▸ Exercise
Wherever the word "градостроительного" turns up in a line of the entries, copy that line.

* begin Record extracts *

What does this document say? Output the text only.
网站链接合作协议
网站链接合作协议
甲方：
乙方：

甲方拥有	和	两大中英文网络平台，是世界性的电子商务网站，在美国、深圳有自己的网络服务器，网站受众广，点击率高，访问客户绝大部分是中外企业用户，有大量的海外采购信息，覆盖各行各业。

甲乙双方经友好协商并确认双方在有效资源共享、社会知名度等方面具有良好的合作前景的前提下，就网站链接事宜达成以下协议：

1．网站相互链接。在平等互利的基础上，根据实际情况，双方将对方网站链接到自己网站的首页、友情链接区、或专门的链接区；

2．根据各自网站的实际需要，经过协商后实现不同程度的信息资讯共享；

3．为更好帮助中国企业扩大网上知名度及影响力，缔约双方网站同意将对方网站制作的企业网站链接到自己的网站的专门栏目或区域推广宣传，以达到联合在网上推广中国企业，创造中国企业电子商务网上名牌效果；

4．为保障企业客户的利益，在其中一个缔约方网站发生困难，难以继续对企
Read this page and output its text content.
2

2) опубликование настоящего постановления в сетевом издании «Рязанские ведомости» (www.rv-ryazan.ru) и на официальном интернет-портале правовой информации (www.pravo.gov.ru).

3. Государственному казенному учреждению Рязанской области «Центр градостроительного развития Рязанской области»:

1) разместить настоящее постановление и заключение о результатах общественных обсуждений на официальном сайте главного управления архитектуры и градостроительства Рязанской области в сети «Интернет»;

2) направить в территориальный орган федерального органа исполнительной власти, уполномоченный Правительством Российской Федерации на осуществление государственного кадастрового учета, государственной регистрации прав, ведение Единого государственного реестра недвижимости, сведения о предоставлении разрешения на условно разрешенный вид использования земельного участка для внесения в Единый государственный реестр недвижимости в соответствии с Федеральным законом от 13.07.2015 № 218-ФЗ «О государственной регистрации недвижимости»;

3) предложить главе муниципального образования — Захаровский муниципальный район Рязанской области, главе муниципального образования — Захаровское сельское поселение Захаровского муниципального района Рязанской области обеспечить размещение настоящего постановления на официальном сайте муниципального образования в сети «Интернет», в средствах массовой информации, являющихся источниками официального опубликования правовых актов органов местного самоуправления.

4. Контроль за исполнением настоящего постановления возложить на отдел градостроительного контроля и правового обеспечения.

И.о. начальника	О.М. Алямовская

* end Record extracts *

▸ Problem solution
3. Государственному казенному учреждению Рязанской области «Центр градостроительного развития Рязанской области»:
4. Контроль за исполнением настоящего постановления возложить на отдел градостроительного контроля и правового обеспечения.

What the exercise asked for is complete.